[START OF EXERCISE INPUTS]

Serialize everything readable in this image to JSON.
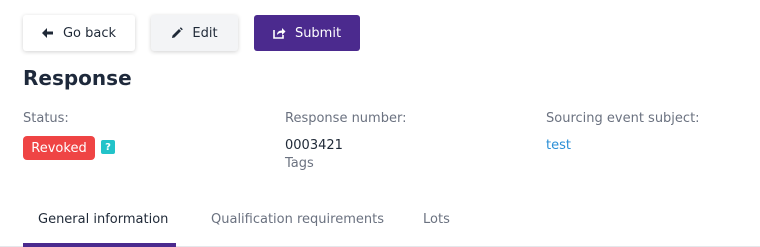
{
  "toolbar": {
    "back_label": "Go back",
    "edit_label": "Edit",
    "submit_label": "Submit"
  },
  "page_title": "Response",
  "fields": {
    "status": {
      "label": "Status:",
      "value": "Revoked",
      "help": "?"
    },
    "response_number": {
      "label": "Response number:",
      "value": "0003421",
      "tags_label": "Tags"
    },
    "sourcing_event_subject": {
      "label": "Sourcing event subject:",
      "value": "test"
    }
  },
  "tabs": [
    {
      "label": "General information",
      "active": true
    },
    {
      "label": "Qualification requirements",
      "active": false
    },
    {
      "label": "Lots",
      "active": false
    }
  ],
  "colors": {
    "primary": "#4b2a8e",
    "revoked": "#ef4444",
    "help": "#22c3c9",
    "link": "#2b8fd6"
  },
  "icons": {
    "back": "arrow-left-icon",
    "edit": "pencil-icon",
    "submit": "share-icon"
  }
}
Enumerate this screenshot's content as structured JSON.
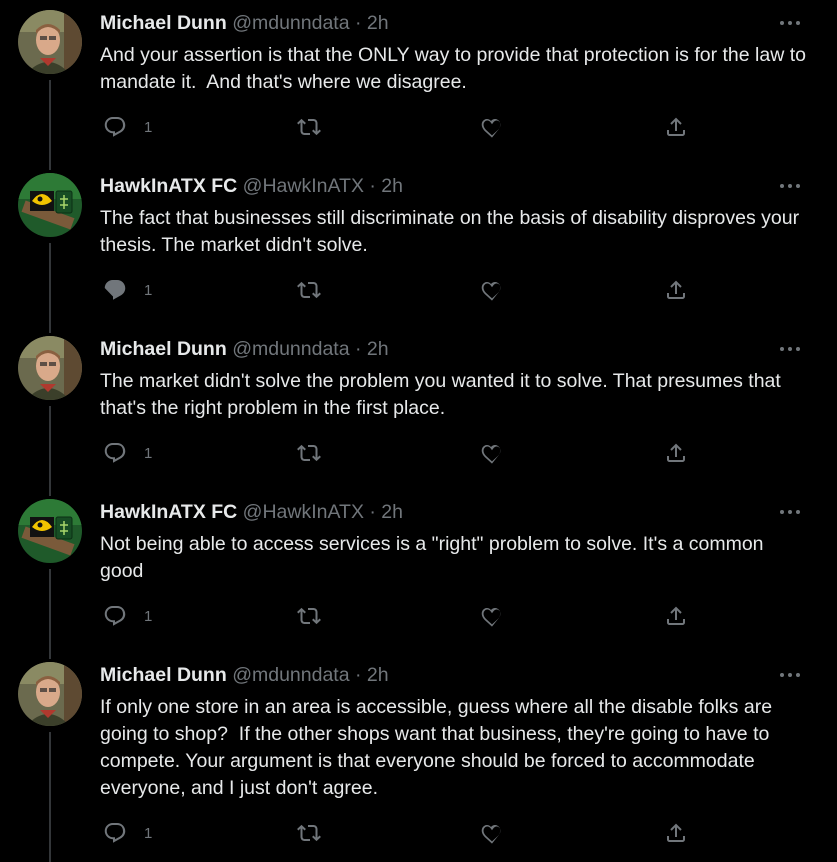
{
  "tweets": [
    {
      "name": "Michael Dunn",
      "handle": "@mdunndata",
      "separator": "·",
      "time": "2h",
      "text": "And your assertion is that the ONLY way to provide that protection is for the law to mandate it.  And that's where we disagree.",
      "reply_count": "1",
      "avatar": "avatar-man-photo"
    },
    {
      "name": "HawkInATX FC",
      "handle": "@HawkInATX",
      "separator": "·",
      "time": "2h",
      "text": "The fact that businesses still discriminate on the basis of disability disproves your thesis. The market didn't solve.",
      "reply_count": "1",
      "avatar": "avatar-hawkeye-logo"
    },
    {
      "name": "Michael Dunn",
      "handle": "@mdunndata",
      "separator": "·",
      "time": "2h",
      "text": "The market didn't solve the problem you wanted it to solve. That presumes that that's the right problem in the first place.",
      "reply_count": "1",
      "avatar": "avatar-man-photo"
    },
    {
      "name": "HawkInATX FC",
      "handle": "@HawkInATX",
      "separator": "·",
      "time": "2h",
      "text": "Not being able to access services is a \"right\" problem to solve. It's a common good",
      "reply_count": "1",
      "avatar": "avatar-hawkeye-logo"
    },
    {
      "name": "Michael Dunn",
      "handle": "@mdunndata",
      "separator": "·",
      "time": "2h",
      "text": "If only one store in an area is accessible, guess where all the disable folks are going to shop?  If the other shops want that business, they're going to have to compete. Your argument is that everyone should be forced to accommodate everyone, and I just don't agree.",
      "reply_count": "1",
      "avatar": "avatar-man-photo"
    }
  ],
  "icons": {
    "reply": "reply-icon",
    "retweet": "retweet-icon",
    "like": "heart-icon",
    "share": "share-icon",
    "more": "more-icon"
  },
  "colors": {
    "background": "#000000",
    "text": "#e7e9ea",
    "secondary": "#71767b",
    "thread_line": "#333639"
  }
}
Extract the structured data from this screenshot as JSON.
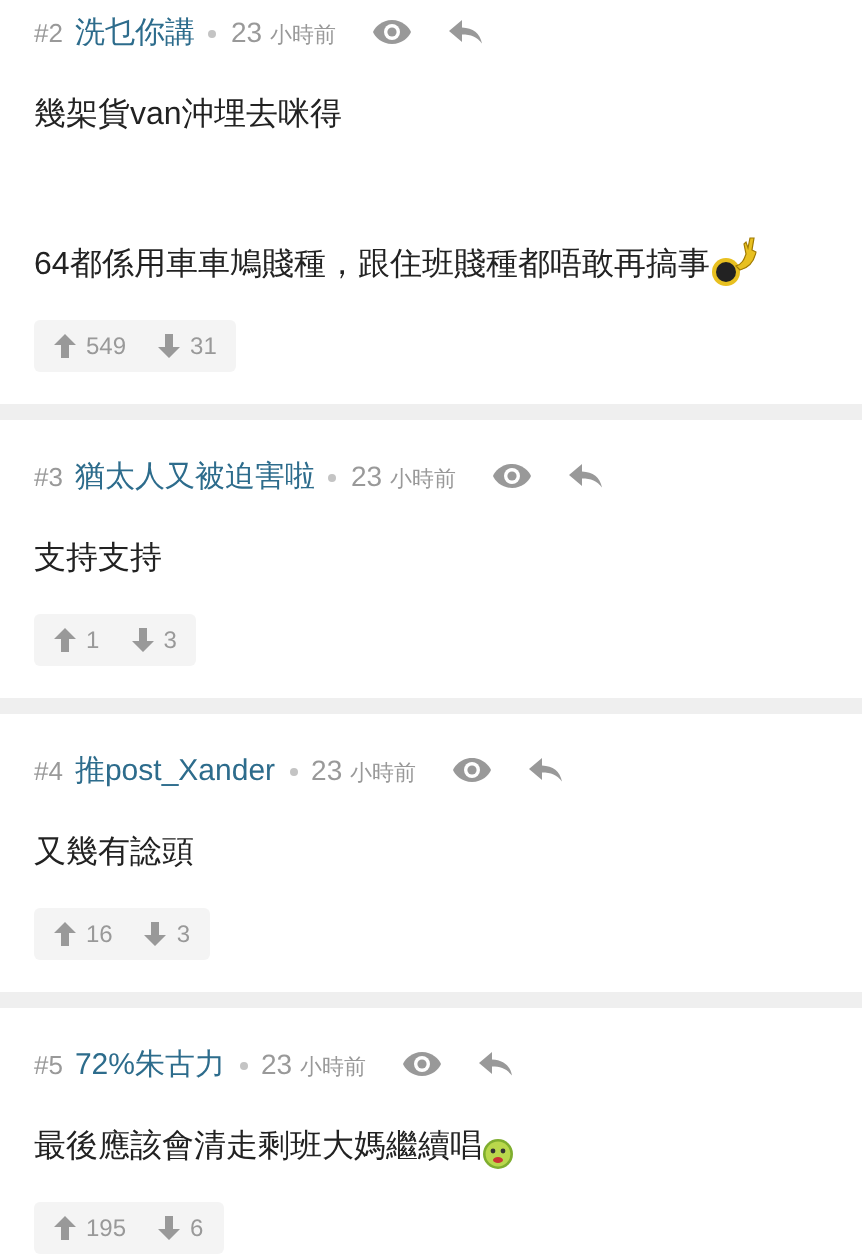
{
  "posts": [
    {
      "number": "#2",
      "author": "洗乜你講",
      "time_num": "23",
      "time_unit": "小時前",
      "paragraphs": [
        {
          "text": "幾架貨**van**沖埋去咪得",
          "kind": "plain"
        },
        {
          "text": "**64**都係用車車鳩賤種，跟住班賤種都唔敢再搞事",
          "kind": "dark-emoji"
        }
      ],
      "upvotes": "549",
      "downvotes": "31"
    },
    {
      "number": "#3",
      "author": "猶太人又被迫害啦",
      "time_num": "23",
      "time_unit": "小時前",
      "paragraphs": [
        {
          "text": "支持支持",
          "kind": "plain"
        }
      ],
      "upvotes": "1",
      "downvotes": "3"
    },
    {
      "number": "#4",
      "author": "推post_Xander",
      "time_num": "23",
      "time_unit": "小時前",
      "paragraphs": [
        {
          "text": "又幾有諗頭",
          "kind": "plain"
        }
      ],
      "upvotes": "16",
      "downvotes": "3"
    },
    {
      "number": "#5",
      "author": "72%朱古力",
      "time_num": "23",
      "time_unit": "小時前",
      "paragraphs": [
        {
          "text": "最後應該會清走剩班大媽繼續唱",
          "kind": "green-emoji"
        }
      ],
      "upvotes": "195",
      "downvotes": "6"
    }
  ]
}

[END OF EXERCISE INPUTS]

- WHAT YOU SHOULD DO:
Search the data above for lines holding "screenshot" and copy each of them.

- FULL RESPONSE:
Enumerate this screenshot's content as structured JSON.
Extract the structured data from this screenshot as JSON.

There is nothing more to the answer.